- **WRITTEN TASK**: In the following material, identify every line holding the string "Timur" and return it.

- **SUPPLIED INFORMATION**:

::::

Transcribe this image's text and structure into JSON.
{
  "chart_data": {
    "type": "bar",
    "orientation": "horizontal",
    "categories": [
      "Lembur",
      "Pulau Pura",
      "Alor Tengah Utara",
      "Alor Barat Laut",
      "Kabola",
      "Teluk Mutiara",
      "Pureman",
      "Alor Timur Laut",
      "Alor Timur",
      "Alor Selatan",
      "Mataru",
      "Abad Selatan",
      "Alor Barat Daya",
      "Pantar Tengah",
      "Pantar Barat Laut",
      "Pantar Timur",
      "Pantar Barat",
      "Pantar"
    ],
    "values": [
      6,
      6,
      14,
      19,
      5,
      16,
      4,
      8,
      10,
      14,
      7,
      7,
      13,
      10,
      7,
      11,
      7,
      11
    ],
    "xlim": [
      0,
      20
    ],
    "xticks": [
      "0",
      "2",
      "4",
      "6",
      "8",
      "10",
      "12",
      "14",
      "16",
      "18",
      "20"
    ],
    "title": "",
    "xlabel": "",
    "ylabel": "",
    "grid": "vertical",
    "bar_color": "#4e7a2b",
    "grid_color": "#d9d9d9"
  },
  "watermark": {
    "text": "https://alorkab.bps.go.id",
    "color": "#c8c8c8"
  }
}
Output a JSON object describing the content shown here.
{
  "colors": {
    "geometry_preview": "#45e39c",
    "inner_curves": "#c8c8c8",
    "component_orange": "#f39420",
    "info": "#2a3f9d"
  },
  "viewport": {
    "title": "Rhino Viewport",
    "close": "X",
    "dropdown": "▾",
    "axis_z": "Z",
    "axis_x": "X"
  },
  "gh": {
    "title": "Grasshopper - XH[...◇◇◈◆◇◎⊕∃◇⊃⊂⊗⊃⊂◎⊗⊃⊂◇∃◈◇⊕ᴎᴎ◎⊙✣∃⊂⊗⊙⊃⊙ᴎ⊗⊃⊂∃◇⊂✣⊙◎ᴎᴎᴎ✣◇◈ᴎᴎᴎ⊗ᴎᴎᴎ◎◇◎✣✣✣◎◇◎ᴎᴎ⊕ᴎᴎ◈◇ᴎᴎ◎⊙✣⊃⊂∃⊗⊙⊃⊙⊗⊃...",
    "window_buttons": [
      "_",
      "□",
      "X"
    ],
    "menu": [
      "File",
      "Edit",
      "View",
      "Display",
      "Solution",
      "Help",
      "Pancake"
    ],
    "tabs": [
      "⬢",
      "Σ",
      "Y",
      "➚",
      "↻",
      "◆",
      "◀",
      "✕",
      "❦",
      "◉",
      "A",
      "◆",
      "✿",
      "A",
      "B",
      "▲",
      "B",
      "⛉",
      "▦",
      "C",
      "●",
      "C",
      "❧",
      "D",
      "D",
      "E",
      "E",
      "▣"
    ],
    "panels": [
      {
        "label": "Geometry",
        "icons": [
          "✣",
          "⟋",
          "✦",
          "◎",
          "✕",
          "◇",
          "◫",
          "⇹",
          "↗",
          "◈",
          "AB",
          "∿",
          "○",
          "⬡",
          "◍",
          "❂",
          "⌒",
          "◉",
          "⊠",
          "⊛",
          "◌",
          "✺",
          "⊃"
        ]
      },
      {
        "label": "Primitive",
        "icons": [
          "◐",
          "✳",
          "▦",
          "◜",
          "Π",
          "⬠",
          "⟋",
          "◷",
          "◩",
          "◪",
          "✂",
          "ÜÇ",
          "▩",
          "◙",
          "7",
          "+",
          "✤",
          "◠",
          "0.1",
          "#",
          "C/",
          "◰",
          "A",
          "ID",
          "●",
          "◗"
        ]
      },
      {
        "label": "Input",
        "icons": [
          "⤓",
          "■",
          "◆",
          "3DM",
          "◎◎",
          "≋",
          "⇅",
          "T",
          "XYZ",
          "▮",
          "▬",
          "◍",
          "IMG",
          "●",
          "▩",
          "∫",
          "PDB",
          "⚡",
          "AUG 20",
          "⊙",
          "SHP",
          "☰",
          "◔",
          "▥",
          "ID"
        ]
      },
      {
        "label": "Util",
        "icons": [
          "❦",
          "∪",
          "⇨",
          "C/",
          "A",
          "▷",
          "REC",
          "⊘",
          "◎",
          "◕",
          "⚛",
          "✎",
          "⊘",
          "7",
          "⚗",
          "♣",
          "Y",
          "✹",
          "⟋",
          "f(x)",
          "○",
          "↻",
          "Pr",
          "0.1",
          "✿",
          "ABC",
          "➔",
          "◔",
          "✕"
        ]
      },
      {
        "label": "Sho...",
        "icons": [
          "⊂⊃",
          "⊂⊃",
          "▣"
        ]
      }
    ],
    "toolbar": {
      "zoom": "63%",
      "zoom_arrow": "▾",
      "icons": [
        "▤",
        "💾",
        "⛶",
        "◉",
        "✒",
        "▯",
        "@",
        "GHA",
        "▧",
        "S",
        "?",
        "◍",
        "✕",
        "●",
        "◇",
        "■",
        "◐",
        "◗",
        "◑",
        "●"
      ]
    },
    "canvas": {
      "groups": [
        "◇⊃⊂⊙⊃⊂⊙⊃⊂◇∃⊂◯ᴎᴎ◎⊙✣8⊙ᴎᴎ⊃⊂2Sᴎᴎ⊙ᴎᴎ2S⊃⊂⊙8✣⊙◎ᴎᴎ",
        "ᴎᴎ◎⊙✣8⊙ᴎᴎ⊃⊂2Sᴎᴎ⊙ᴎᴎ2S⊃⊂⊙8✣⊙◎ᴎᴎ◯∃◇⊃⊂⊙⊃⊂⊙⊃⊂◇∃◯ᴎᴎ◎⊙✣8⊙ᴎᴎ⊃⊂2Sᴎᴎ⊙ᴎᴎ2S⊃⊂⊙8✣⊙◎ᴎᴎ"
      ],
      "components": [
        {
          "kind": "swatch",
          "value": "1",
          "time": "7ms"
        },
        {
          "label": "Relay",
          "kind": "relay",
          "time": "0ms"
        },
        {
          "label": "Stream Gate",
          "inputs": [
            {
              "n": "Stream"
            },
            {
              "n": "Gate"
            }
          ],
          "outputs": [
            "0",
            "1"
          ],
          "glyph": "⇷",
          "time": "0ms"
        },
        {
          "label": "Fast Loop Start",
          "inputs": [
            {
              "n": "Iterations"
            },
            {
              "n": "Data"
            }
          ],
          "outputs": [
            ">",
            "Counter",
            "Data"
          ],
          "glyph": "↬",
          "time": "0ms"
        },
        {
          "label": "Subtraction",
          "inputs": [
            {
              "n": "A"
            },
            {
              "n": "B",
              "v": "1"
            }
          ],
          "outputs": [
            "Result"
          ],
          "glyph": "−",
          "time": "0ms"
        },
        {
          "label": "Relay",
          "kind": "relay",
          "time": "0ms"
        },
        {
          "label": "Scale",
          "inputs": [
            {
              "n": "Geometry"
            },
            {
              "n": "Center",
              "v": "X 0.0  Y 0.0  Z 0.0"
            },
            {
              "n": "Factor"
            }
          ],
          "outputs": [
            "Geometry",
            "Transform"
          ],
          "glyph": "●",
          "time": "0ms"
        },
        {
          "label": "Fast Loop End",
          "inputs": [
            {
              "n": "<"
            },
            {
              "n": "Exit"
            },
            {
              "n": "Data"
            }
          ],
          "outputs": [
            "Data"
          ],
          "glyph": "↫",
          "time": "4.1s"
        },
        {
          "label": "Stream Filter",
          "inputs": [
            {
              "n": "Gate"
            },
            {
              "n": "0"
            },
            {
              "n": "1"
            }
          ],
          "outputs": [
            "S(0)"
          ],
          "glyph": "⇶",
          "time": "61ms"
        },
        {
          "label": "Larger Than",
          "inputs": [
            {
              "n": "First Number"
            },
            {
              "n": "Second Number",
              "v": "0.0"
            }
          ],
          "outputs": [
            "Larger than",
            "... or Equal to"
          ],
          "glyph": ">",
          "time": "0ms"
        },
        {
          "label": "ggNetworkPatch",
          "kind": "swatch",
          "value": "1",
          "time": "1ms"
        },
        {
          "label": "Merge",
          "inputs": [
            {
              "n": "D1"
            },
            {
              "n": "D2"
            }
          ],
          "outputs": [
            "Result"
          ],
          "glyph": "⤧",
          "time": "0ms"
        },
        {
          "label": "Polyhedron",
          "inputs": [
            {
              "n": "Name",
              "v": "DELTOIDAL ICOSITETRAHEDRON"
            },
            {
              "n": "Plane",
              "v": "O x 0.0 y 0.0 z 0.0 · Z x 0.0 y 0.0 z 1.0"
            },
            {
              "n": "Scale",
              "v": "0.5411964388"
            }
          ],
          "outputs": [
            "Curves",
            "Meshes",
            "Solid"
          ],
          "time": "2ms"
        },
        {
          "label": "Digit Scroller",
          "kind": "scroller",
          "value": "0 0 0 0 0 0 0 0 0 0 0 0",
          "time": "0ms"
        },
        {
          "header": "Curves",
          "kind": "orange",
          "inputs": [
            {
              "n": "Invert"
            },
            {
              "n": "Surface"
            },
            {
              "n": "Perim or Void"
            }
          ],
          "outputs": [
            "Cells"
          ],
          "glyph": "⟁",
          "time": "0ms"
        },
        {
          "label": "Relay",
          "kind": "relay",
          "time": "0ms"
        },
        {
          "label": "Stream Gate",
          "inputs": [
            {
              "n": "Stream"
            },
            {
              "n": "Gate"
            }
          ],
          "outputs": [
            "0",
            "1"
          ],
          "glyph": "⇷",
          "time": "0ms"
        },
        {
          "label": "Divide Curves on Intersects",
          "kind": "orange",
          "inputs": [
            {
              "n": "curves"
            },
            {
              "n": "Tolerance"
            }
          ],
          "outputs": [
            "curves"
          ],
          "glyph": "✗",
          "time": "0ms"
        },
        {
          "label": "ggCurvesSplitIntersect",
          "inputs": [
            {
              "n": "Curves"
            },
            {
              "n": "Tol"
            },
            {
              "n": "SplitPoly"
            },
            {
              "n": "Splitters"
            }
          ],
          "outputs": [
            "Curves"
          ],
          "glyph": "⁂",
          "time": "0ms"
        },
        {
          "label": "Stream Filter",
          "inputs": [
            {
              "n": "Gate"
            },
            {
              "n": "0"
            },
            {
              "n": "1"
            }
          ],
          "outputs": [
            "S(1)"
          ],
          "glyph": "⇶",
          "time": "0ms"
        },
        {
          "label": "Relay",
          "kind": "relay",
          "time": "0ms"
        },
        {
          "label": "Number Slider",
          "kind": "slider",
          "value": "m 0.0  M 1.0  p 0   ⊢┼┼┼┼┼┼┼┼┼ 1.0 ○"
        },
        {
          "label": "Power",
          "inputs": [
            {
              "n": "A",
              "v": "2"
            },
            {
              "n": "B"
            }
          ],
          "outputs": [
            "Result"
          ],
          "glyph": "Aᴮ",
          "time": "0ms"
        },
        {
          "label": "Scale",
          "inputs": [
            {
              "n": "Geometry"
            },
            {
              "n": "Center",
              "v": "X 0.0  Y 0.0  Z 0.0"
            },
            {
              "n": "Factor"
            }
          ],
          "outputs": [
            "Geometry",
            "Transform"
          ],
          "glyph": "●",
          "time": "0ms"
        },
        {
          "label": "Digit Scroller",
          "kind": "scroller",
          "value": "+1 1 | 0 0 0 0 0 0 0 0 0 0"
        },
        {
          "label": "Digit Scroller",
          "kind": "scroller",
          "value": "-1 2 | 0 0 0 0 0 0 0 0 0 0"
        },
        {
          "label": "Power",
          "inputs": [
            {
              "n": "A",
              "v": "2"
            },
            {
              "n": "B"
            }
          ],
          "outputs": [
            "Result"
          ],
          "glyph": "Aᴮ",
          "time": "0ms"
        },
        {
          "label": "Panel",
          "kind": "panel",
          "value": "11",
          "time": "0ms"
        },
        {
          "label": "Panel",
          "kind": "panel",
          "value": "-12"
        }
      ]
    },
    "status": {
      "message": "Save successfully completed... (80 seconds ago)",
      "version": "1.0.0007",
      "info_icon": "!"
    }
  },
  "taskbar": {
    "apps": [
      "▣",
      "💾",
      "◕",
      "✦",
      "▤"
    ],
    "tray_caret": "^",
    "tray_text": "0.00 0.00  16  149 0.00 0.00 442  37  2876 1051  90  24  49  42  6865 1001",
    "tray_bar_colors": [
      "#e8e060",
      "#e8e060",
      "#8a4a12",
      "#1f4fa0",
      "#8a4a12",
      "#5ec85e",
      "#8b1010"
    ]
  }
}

::::

- **SOLUTION TO THE PROBLEM**:
      "Alor Timur Laut",
      "Alor Timur",
      "Pantar Timur",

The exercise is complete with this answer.